(Records excerpted from a collection)
══════

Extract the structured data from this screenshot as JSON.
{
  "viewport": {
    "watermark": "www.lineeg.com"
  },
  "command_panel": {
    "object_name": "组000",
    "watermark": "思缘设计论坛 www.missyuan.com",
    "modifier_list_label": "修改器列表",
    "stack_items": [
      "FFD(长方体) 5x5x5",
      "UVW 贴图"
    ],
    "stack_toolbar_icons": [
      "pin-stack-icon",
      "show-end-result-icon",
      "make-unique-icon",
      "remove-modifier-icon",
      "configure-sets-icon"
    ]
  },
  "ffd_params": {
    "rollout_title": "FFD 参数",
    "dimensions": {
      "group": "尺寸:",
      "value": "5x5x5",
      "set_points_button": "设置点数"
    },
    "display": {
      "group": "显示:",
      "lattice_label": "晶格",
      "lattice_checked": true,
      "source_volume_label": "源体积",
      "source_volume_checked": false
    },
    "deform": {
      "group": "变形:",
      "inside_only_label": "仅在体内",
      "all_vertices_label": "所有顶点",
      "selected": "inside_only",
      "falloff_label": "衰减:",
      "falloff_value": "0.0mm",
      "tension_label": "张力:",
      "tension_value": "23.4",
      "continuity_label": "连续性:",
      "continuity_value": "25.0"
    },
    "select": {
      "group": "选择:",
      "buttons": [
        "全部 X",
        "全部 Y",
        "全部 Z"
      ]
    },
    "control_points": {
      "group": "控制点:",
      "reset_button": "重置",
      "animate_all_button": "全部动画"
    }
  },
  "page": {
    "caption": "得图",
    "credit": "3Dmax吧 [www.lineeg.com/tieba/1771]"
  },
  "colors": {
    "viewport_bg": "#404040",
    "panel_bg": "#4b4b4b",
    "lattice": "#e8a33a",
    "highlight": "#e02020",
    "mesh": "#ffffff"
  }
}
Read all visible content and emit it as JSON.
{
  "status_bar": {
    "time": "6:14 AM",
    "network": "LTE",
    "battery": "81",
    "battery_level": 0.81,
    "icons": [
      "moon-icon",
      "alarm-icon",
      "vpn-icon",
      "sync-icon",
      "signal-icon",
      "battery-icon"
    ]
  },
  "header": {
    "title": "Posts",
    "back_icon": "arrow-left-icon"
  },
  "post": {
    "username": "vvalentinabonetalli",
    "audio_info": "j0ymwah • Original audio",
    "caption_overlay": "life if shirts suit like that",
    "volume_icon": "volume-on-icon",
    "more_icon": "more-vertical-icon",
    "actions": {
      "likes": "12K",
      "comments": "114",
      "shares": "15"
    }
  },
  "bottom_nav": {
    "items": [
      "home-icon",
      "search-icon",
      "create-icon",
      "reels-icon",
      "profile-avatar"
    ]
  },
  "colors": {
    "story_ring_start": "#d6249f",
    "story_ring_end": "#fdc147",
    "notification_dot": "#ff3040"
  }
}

══════

■ What to produce ■
Every record should be repeated exactly; please leave none out.

■ The response ■
Extract the structured data from this screenshot as JSON.
{
  "viewport": {
    "watermark": "www.lineeg.com"
  },
  "command_panel": {
    "object_name": "组000",
    "watermark": "思缘设计论坛 www.missyuan.com",
    "modifier_list_label": "修改器列表",
    "stack_items": [
      "FFD(长方体) 5x5x5",
      "UVW 贴图"
    ],
    "stack_toolbar_icons": [
      "pin-stack-icon",
      "show-end-result-icon",
      "make-unique-icon",
      "remove-modifier-icon",
      "configure-sets-icon"
    ]
  },
  "ffd_params": {
    "rollout_title": "FFD 参数",
    "dimensions": {
      "group": "尺寸:",
      "value": "5x5x5",
      "set_points_button": "设置点数"
    },
    "display": {
      "group": "显示:",
      "lattice_label": "晶格",
      "lattice_checked": true,
      "source_volume_label": "源体积",
      "source_volume_checked": false
    },
    "deform": {
      "group": "变形:",
      "inside_only_label": "仅在体内",
      "all_vertices_label": "所有顶点",
      "selected": "inside_only",
      "falloff_label": "衰减:",
      "falloff_value": "0.0mm",
      "tension_label": "张力:",
      "tension_value": "23.4",
      "continuity_label": "连续性:",
      "continuity_value": "25.0"
    },
    "select": {
      "group": "选择:",
      "buttons": [
        "全部 X",
        "全部 Y",
        "全部 Z"
      ]
    },
    "control_points": {
      "group": "控制点:",
      "reset_button": "重置",
      "animate_all_button": "全部动画"
    }
  },
  "page": {
    "caption": "得图",
    "credit": "3Dmax吧 [www.lineeg.com/tieba/1771]"
  },
  "colors": {
    "viewport_bg": "#404040",
    "panel_bg": "#4b4b4b",
    "lattice": "#e8a33a",
    "highlight": "#e02020",
    "mesh": "#ffffff"
  }
}
Read all visible content and emit it as JSON.
{
  "status_bar": {
    "time": "6:14 AM",
    "network": "LTE",
    "battery": "81",
    "battery_level": 0.81,
    "icons": [
      "moon-icon",
      "alarm-icon",
      "vpn-icon",
      "sync-icon",
      "signal-icon",
      "battery-icon"
    ]
  },
  "header": {
    "title": "Posts",
    "back_icon": "arrow-left-icon"
  },
  "post": {
    "username": "vvalentinabonetalli",
    "audio_info": "j0ymwah • Original audio",
    "caption_overlay": "life if shirts suit like that",
    "volume_icon": "volume-on-icon",
    "more_icon": "more-vertical-icon",
    "actions": {
      "likes": "12K",
      "comments": "114",
      "shares": "15"
    }
  },
  "bottom_nav": {
    "items": [
      "home-icon",
      "search-icon",
      "create-icon",
      "reels-icon",
      "profile-avatar"
    ]
  },
  "colors": {
    "story_ring_start": "#d6249f",
    "story_ring_end": "#fdc147",
    "notification_dot": "#ff3040"
  }
}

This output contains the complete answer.